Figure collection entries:
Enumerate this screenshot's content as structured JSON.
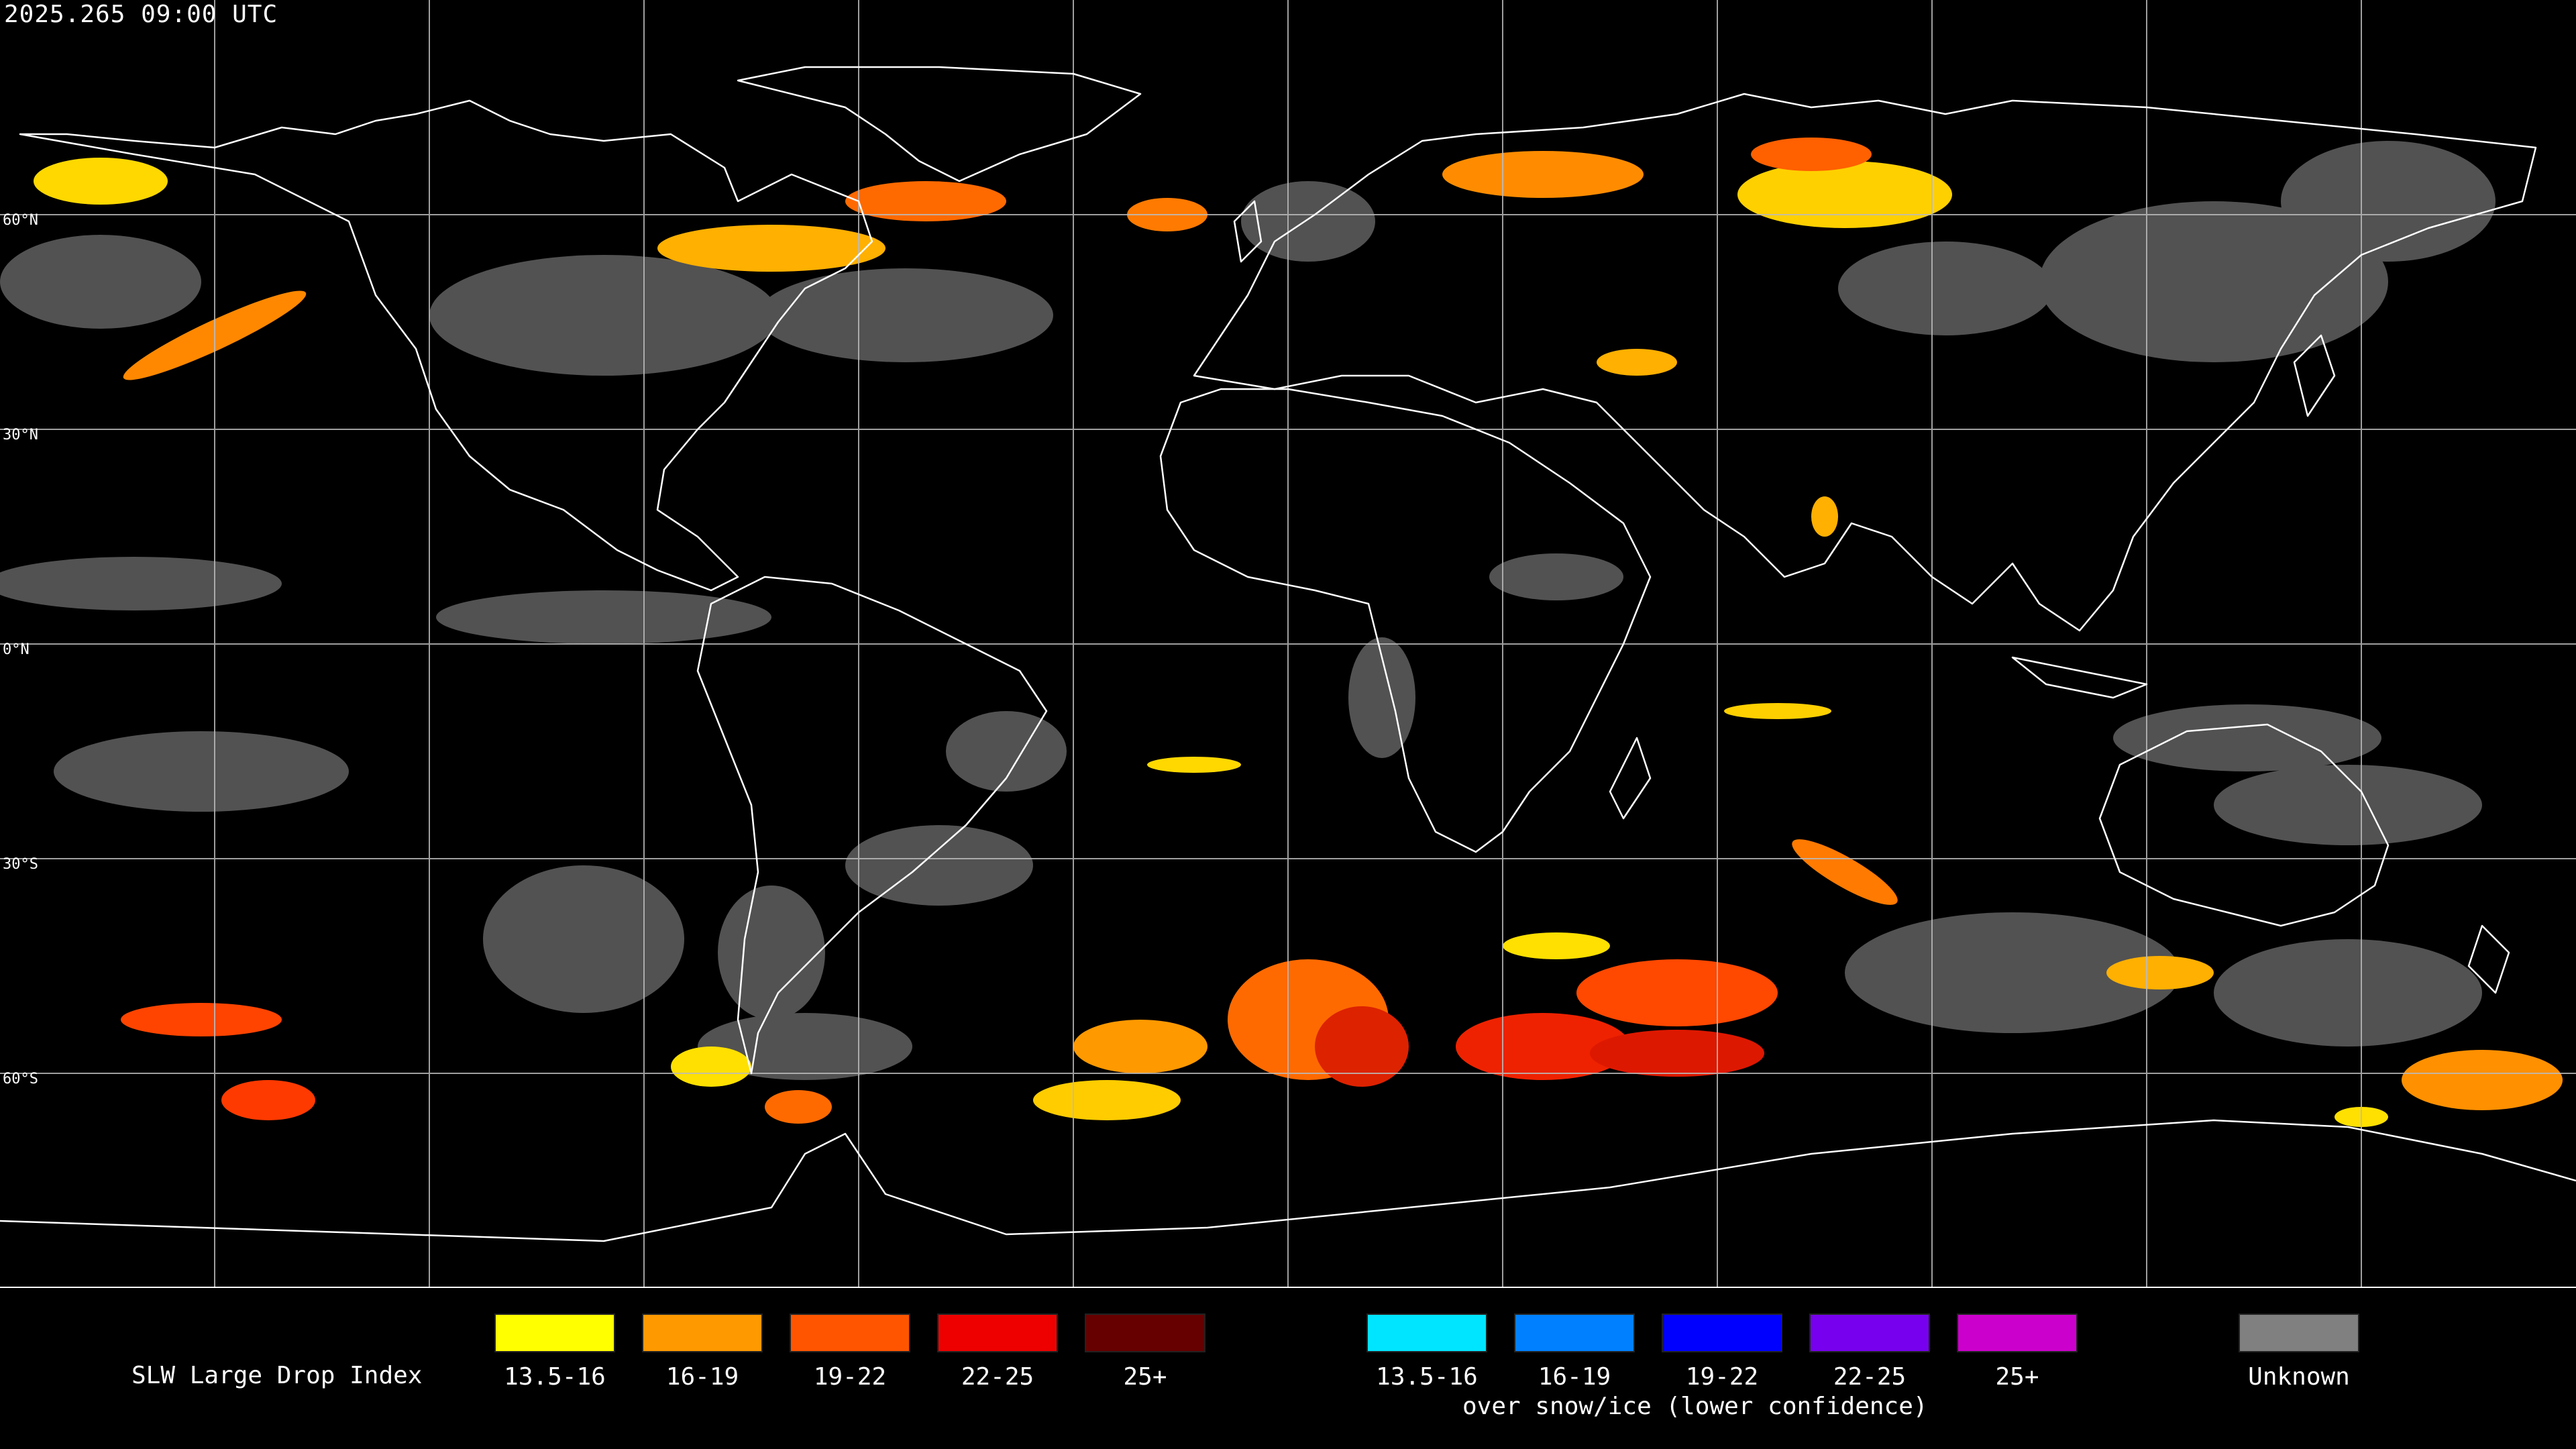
{
  "timestamp": "2025.265 09:00 UTC",
  "lat_labels": [
    "60°N",
    "30°N",
    "0°N",
    "30°S",
    "60°S"
  ],
  "legend": {
    "title": "SLW Large Drop Index",
    "standard": [
      {
        "label": "13.5-16",
        "color": "#ffff00"
      },
      {
        "label": "16-19",
        "color": "#ff9900"
      },
      {
        "label": "19-22",
        "color": "#ff5500"
      },
      {
        "label": "22-25",
        "color": "#ee0000"
      },
      {
        "label": "25+",
        "color": "#660000"
      }
    ],
    "snow_ice": [
      {
        "label": "13.5-16",
        "color": "#00e5ff"
      },
      {
        "label": "16-19",
        "color": "#0080ff"
      },
      {
        "label": "19-22",
        "color": "#0000ff"
      },
      {
        "label": "22-25",
        "color": "#7700ee"
      },
      {
        "label": "25+",
        "color": "#cc00cc"
      }
    ],
    "snow_ice_subtitle": "over snow/ice (lower confidence)",
    "unknown": {
      "label": "Unknown",
      "color": "#808080"
    }
  },
  "colors": {
    "background": "#000000",
    "coastline": "#ffffff",
    "grid": "#bbbbbb"
  }
}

▶ [EXERCISE]:
The records above must be transcribed exactly. Pictures are left out of the copy.

▶ [OUTPUT FOR THIS TASK]:
Enumerate this screenshot's content as structured JSON.
{
  "timestamp": "2025.265 09:00 UTC",
  "lat_labels": [
    "60°N",
    "30°N",
    "0°N",
    "30°S",
    "60°S"
  ],
  "legend": {
    "title": "SLW Large Drop Index",
    "standard": [
      {
        "label": "13.5-16",
        "color": "#ffff00"
      },
      {
        "label": "16-19",
        "color": "#ff9900"
      },
      {
        "label": "19-22",
        "color": "#ff5500"
      },
      {
        "label": "22-25",
        "color": "#ee0000"
      },
      {
        "label": "25+",
        "color": "#660000"
      }
    ],
    "snow_ice": [
      {
        "label": "13.5-16",
        "color": "#00e5ff"
      },
      {
        "label": "16-19",
        "color": "#0080ff"
      },
      {
        "label": "19-22",
        "color": "#0000ff"
      },
      {
        "label": "22-25",
        "color": "#7700ee"
      },
      {
        "label": "25+",
        "color": "#cc00cc"
      }
    ],
    "snow_ice_subtitle": "over snow/ice (lower confidence)",
    "unknown": {
      "label": "Unknown",
      "color": "#808080"
    }
  },
  "colors": {
    "background": "#000000",
    "coastline": "#ffffff",
    "grid": "#bbbbbb"
  }
}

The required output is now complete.